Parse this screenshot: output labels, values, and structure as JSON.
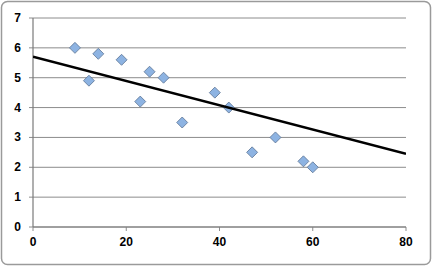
{
  "chart_data": {
    "type": "scatter",
    "xlim": [
      0,
      80
    ],
    "xticks": [
      0,
      20,
      40,
      60,
      80
    ],
    "ylim": [
      0,
      7
    ],
    "yticks": [
      0,
      1,
      2,
      3,
      4,
      5,
      6,
      7
    ],
    "grid": true,
    "series": [
      {
        "type": "scatter",
        "color": "#8db3e2",
        "marker": "diamond",
        "x": [
          9,
          12,
          14,
          19,
          23,
          25,
          28,
          32,
          39,
          42,
          47,
          52,
          58,
          60
        ],
        "values": [
          6.0,
          4.9,
          5.8,
          5.6,
          4.2,
          5.2,
          5.0,
          3.5,
          4.5,
          4.0,
          2.5,
          3.0,
          2.2,
          2.0
        ]
      },
      {
        "type": "line",
        "color": "#000000",
        "line_style": "solid",
        "x": [
          0,
          80
        ],
        "values": [
          5.7,
          2.45
        ]
      }
    ]
  }
}
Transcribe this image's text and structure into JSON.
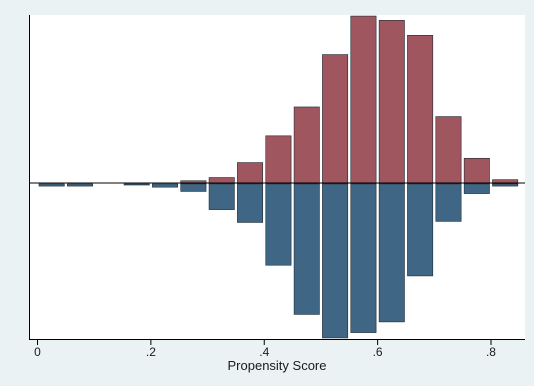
{
  "chart_data": {
    "type": "bar",
    "title": "",
    "xlabel": "Propensity Score",
    "ylabel": "",
    "xlim": [
      -0.015,
      0.86
    ],
    "ylim": [
      -0.145,
      0.158
    ],
    "x_ticks": [
      0,
      0.2,
      0.4,
      0.6,
      0.8
    ],
    "x_tick_labels": [
      "0",
      ".2",
      ".4",
      ".6",
      ".8"
    ],
    "bin_width": 0.05,
    "bin_centers": [
      0.025,
      0.075,
      0.125,
      0.175,
      0.225,
      0.275,
      0.325,
      0.375,
      0.425,
      0.475,
      0.525,
      0.575,
      0.625,
      0.675,
      0.725,
      0.775,
      0.825
    ],
    "grid": false,
    "legend": "none",
    "series": [
      {
        "values": [
          0,
          0,
          0,
          0,
          0,
          0.003,
          0.006,
          0.02,
          0.045,
          0.072,
          0.121,
          0.157,
          0.153,
          0.139,
          0.063,
          0.024,
          0.004
        ],
        "color": "#a0565e"
      },
      {
        "values": [
          -0.002,
          -0.002,
          0,
          -0.001,
          -0.003,
          -0.007,
          -0.024,
          -0.036,
          -0.076,
          -0.122,
          -0.144,
          -0.139,
          -0.129,
          -0.086,
          -0.035,
          -0.009,
          -0.002
        ],
        "color": "#3f6785"
      }
    ]
  }
}
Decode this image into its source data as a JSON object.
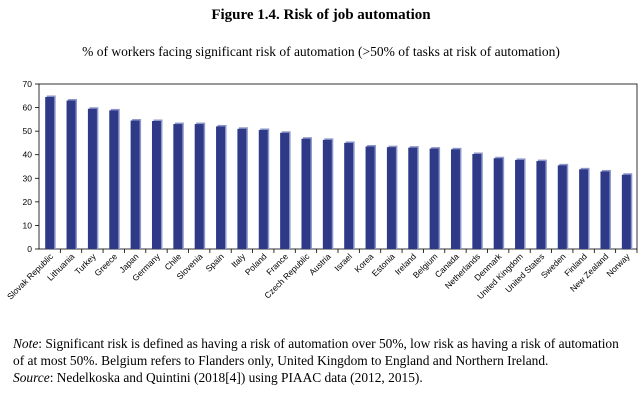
{
  "figure": {
    "title": "Figure 1.4. Risk of job automation",
    "subtitle": "% of workers facing significant risk of automation (>50% of tasks at risk of automation)"
  },
  "chart_data": {
    "type": "bar",
    "title": "Figure 1.4. Risk of job automation",
    "subtitle": "% of workers facing significant risk of automation (>50% of tasks at risk of automation)",
    "xlabel": "",
    "ylabel": "",
    "ylim": [
      0,
      70
    ],
    "yticks": [
      0,
      10,
      20,
      30,
      40,
      50,
      60,
      70
    ],
    "grid": false,
    "bar_color": "#2e3a87",
    "categories": [
      "Slovak Republic",
      "Lithuania",
      "Turkey",
      "Greece",
      "Japan",
      "Germany",
      "Chile",
      "Slovenia",
      "Spain",
      "Italy",
      "Poland",
      "France",
      "Czech Republic",
      "Austria",
      "Israel",
      "Korea",
      "Estonia",
      "Ireland",
      "Belgium",
      "Canada",
      "Netherlands",
      "Denmark",
      "United Kingdom",
      "United States",
      "Sweden",
      "Finland",
      "New Zealand",
      "Norway"
    ],
    "values": [
      64.5,
      63.0,
      59.5,
      58.8,
      54.5,
      54.3,
      53.0,
      53.0,
      52.0,
      51.0,
      50.5,
      49.3,
      46.8,
      46.3,
      45.0,
      43.5,
      43.2,
      43.0,
      42.6,
      42.3,
      40.3,
      38.5,
      37.8,
      37.3,
      35.5,
      33.8,
      32.9,
      31.5
    ]
  },
  "notes": {
    "note_label": "Note",
    "note_text": ": Significant risk is defined as having a risk of automation over 50%, low risk as having a risk of automation of at most 50%. Belgium refers to Flanders only, United Kingdom to England and Northern Ireland.",
    "source_label": "Source",
    "source_text": ": Nedelkoska and Quintini (2018[4]) using PIAAC data (2012, 2015)."
  }
}
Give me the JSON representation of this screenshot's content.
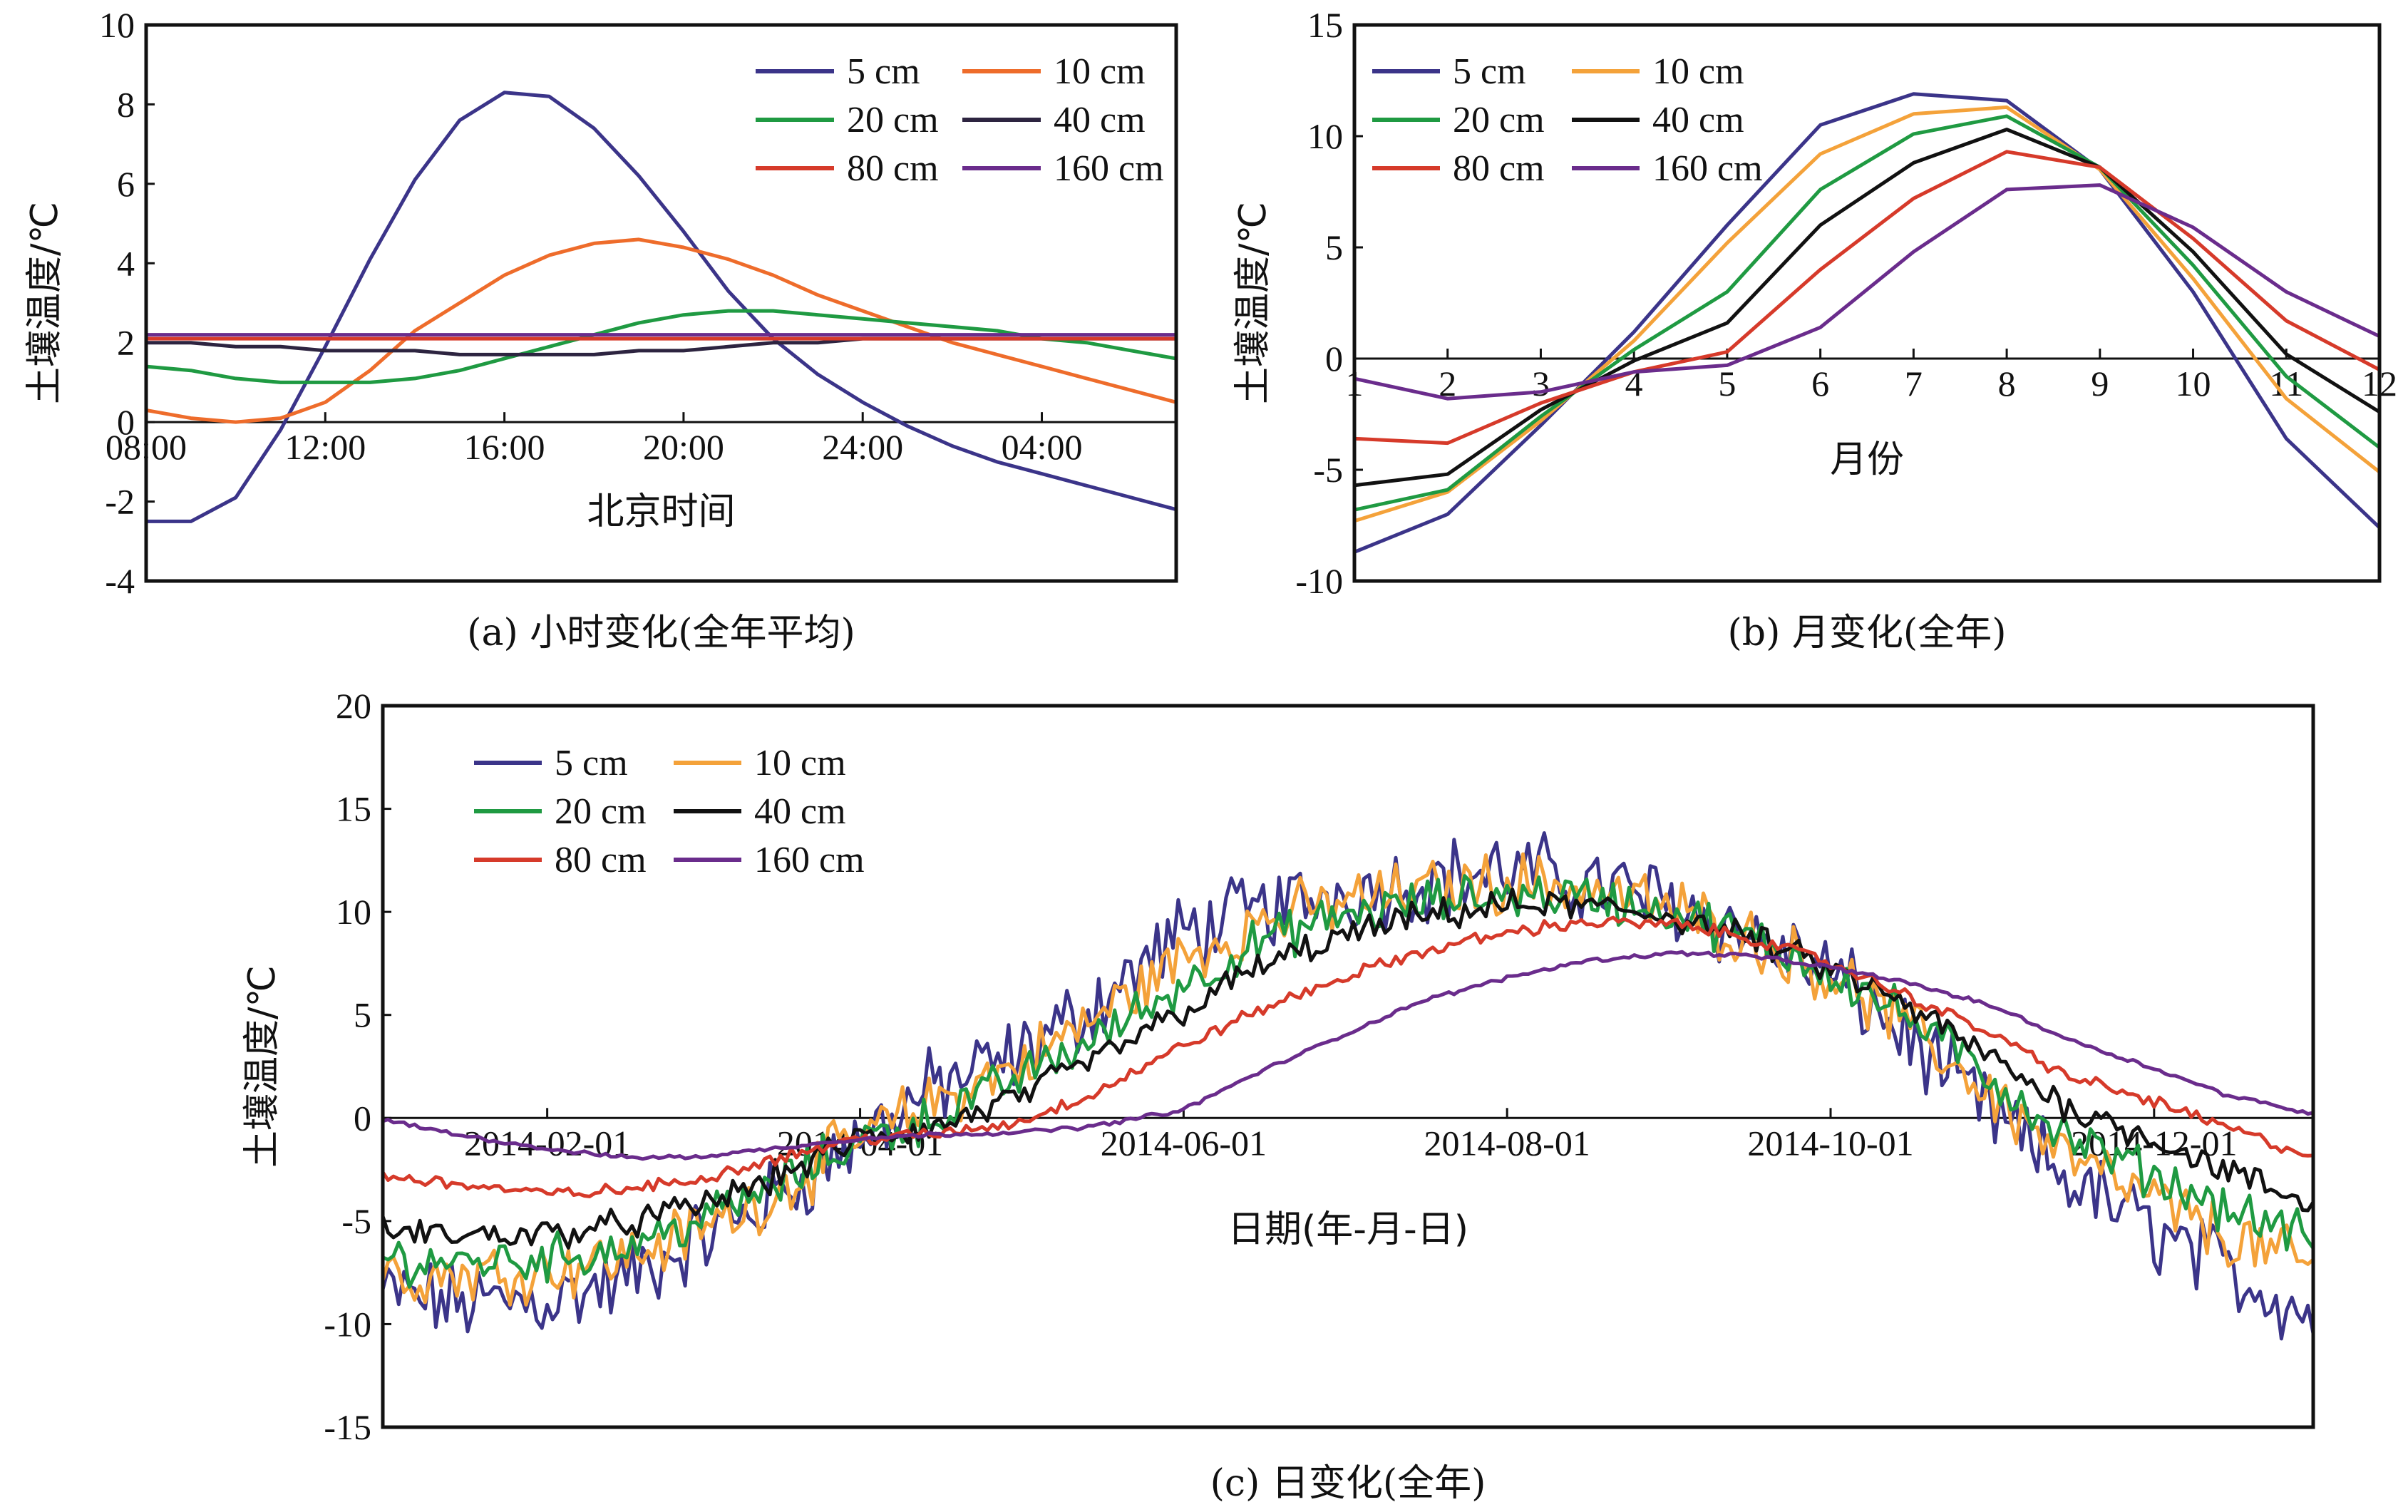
{
  "colors": {
    "5 cm": "#3b3489",
    "10 cm a": "#ee6c2b",
    "10 cm bc": "#f4a23a",
    "20 cm": "#1f9a42",
    "40 cm a": "#2d2440",
    "40 cm bc": "#111111",
    "80 cm": "#d63a2a",
    "160 cm": "#6a2c8c"
  },
  "chart_data": [
    {
      "id": "a",
      "type": "line",
      "caption": "(a) 小时变化(全年平均)",
      "xlabel": "北京时间",
      "ylabel": "土壤温度/℃",
      "x_ticks": [
        "08:00",
        "12:00",
        "16:00",
        "20:00",
        "24:00",
        "04:00"
      ],
      "x_tick_positions": [
        0,
        4,
        8,
        12,
        16,
        20
      ],
      "xlim": [
        0,
        23
      ],
      "ylim": [
        -4,
        10
      ],
      "y_ticks": [
        -4,
        -2,
        0,
        2,
        4,
        6,
        8,
        10
      ],
      "legend_position": "top-right",
      "x": [
        0,
        1,
        2,
        3,
        4,
        5,
        6,
        7,
        8,
        9,
        10,
        11,
        12,
        13,
        14,
        15,
        16,
        17,
        18,
        19,
        20,
        21,
        22,
        23
      ],
      "series": [
        {
          "name": "5 cm",
          "color_key": "5 cm",
          "values": [
            -2.5,
            -2.5,
            -1.9,
            -0.2,
            1.9,
            4.1,
            6.1,
            7.6,
            8.3,
            8.2,
            7.4,
            6.2,
            4.8,
            3.3,
            2.1,
            1.2,
            0.5,
            -0.1,
            -0.6,
            -1.0,
            -1.3,
            -1.6,
            -1.9,
            -2.2
          ]
        },
        {
          "name": "10 cm",
          "color_key": "10 cm a",
          "values": [
            0.3,
            0.1,
            0.0,
            0.1,
            0.5,
            1.3,
            2.3,
            3.0,
            3.7,
            4.2,
            4.5,
            4.6,
            4.4,
            4.1,
            3.7,
            3.2,
            2.8,
            2.4,
            2.0,
            1.7,
            1.4,
            1.1,
            0.8,
            0.5
          ]
        },
        {
          "name": "20 cm",
          "color_key": "20 cm",
          "values": [
            1.4,
            1.3,
            1.1,
            1.0,
            1.0,
            1.0,
            1.1,
            1.3,
            1.6,
            1.9,
            2.2,
            2.5,
            2.7,
            2.8,
            2.8,
            2.7,
            2.6,
            2.5,
            2.4,
            2.3,
            2.1,
            2.0,
            1.8,
            1.6
          ]
        },
        {
          "name": "40 cm",
          "color_key": "40 cm a",
          "values": [
            2.0,
            2.0,
            1.9,
            1.9,
            1.8,
            1.8,
            1.8,
            1.7,
            1.7,
            1.7,
            1.7,
            1.8,
            1.8,
            1.9,
            2.0,
            2.0,
            2.1,
            2.1,
            2.1,
            2.1,
            2.1,
            2.1,
            2.1,
            2.1
          ]
        },
        {
          "name": "80 cm",
          "color_key": "80 cm",
          "values": [
            2.1,
            2.1,
            2.1,
            2.1,
            2.1,
            2.1,
            2.1,
            2.1,
            2.1,
            2.1,
            2.1,
            2.1,
            2.1,
            2.1,
            2.1,
            2.1,
            2.1,
            2.1,
            2.1,
            2.1,
            2.1,
            2.1,
            2.1,
            2.1
          ]
        },
        {
          "name": "160 cm",
          "color_key": "160 cm",
          "values": [
            2.2,
            2.2,
            2.2,
            2.2,
            2.2,
            2.2,
            2.2,
            2.2,
            2.2,
            2.2,
            2.2,
            2.2,
            2.2,
            2.2,
            2.2,
            2.2,
            2.2,
            2.2,
            2.2,
            2.2,
            2.2,
            2.2,
            2.2,
            2.2
          ]
        }
      ]
    },
    {
      "id": "b",
      "type": "line",
      "caption": "(b) 月变化(全年)",
      "xlabel": "月份",
      "ylabel": "土壤温度/℃",
      "x_ticks": [
        "1",
        "2",
        "3",
        "4",
        "5",
        "6",
        "7",
        "8",
        "9",
        "10",
        "11",
        "12"
      ],
      "x_tick_positions": [
        1,
        2,
        3,
        4,
        5,
        6,
        7,
        8,
        9,
        10,
        11,
        12
      ],
      "xlim": [
        1,
        12
      ],
      "ylim": [
        -10,
        15
      ],
      "y_ticks": [
        -10,
        -5,
        0,
        5,
        10,
        15
      ],
      "legend_position": "top-left",
      "x": [
        1,
        2,
        3,
        4,
        5,
        6,
        7,
        8,
        9,
        10,
        11,
        12
      ],
      "series": [
        {
          "name": "5 cm",
          "color_key": "5 cm",
          "values": [
            -8.7,
            -7.0,
            -3.0,
            1.2,
            6.0,
            10.5,
            11.9,
            11.6,
            8.5,
            3.0,
            -3.6,
            -7.6
          ]
        },
        {
          "name": "10 cm",
          "color_key": "10 cm bc",
          "values": [
            -7.3,
            -6.0,
            -2.8,
            0.8,
            5.2,
            9.2,
            11.0,
            11.3,
            8.5,
            3.6,
            -1.8,
            -5.1
          ]
        },
        {
          "name": "20 cm",
          "color_key": "20 cm",
          "values": [
            -6.8,
            -5.9,
            -2.6,
            0.4,
            3.0,
            7.6,
            10.1,
            10.9,
            8.6,
            4.2,
            -0.8,
            -4.0
          ]
        },
        {
          "name": "40 cm",
          "color_key": "40 cm bc",
          "values": [
            -5.7,
            -5.2,
            -2.3,
            -0.1,
            1.6,
            6.0,
            8.8,
            10.3,
            8.6,
            4.8,
            0.2,
            -2.4
          ]
        },
        {
          "name": "80 cm",
          "color_key": "80 cm",
          "values": [
            -3.6,
            -3.8,
            -2.0,
            -0.6,
            0.3,
            4.0,
            7.2,
            9.3,
            8.6,
            5.4,
            1.7,
            -0.5
          ]
        },
        {
          "name": "160 cm",
          "color_key": "160 cm",
          "values": [
            -0.9,
            -1.8,
            -1.5,
            -0.6,
            -0.3,
            1.4,
            4.8,
            7.6,
            7.8,
            5.9,
            3.0,
            1.0
          ]
        }
      ]
    },
    {
      "id": "c",
      "type": "line",
      "caption": "(c) 日变化(全年)",
      "xlabel": "日期(年-月-日)",
      "ylabel": "土壤温度/℃",
      "x_ticks": [
        "2014-02-01",
        "2014-04-01",
        "2014-06-01",
        "2014-08-01",
        "2014-10-01",
        "2014-12-01"
      ],
      "x_tick_positions": [
        "2014-02-01",
        "2014-04-01",
        "2014-06-01",
        "2014-08-01",
        "2014-10-01",
        "2014-12-01"
      ],
      "xlim": [
        "2014-01-01",
        "2014-12-31"
      ],
      "ylim": [
        -15,
        20
      ],
      "y_ticks": [
        -15,
        -10,
        -5,
        0,
        5,
        10,
        15,
        20
      ],
      "legend_position": "top-left",
      "x": [
        "2014-01-01",
        "2014-01-15",
        "2014-02-01",
        "2014-02-15",
        "2014-03-01",
        "2014-03-15",
        "2014-04-01",
        "2014-04-15",
        "2014-05-01",
        "2014-05-15",
        "2014-06-01",
        "2014-06-15",
        "2014-07-01",
        "2014-07-15",
        "2014-08-01",
        "2014-08-15",
        "2014-09-01",
        "2014-09-15",
        "2014-10-01",
        "2014-10-15",
        "2014-11-01",
        "2014-11-15",
        "2014-12-01",
        "2014-12-15",
        "2014-12-31"
      ],
      "series": [
        {
          "name": "5 cm",
          "color_key": "5 cm",
          "values": [
            -8.5,
            -9.0,
            -8.8,
            -8.0,
            -6.0,
            -4.0,
            -1.0,
            1.5,
            3.0,
            5.5,
            9.0,
            10.0,
            11.0,
            11.5,
            12.0,
            11.5,
            10.5,
            9.0,
            7.0,
            4.0,
            0.0,
            -3.0,
            -5.5,
            -7.5,
            -9.5
          ]
        },
        {
          "name": "10 cm",
          "color_key": "10 cm bc",
          "values": [
            -7.5,
            -7.6,
            -7.3,
            -6.8,
            -5.5,
            -3.8,
            -1.0,
            0.8,
            2.6,
            4.8,
            7.8,
            9.5,
            10.5,
            11.0,
            11.5,
            11.2,
            10.2,
            8.8,
            7.0,
            4.5,
            1.0,
            -2.0,
            -4.0,
            -5.8,
            -7.2
          ]
        },
        {
          "name": "20 cm",
          "color_key": "20 cm",
          "values": [
            -6.8,
            -7.0,
            -6.8,
            -6.3,
            -5.0,
            -3.5,
            -1.0,
            0.0,
            2.0,
            3.8,
            6.5,
            8.5,
            9.8,
            10.4,
            10.9,
            10.8,
            10.0,
            8.8,
            7.1,
            5.0,
            1.8,
            -1.0,
            -2.8,
            -4.4,
            -5.8
          ]
        },
        {
          "name": "40 cm",
          "color_key": "40 cm bc",
          "values": [
            -5.5,
            -5.7,
            -5.6,
            -5.2,
            -4.3,
            -3.0,
            -1.0,
            -0.5,
            1.0,
            2.8,
            5.2,
            7.3,
            8.8,
            9.7,
            10.3,
            10.3,
            9.8,
            8.8,
            7.2,
            5.5,
            2.8,
            0.5,
            -1.0,
            -2.6,
            -4.3
          ]
        },
        {
          "name": "80 cm",
          "color_key": "80 cm",
          "values": [
            -2.8,
            -3.2,
            -3.7,
            -3.5,
            -3.0,
            -2.0,
            -1.0,
            -0.8,
            -0.2,
            1.2,
            3.5,
            5.2,
            6.8,
            8.0,
            9.0,
            9.5,
            9.4,
            8.8,
            7.5,
            6.0,
            4.0,
            2.0,
            0.8,
            -0.5,
            -1.9
          ]
        },
        {
          "name": "160 cm",
          "color_key": "160 cm",
          "values": [
            -0.1,
            -0.8,
            -1.5,
            -1.9,
            -1.9,
            -1.5,
            -1.0,
            -0.8,
            -0.7,
            -0.4,
            0.4,
            2.2,
            4.0,
            5.6,
            6.8,
            7.6,
            8.0,
            7.9,
            7.3,
            6.6,
            5.4,
            3.8,
            2.4,
            1.1,
            0.2
          ]
        }
      ]
    }
  ]
}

YOUR OBJECTIVE :: Find every line that holds "tasks" and copy it.

ANSWER TO THE TASK ::
    "subtitle": "% of workers facing significant risk of automation (>50% of tasks at risk of automation)"
    "subtitle": "% of workers facing significant risk of automation (>50% of tasks at risk of automation)",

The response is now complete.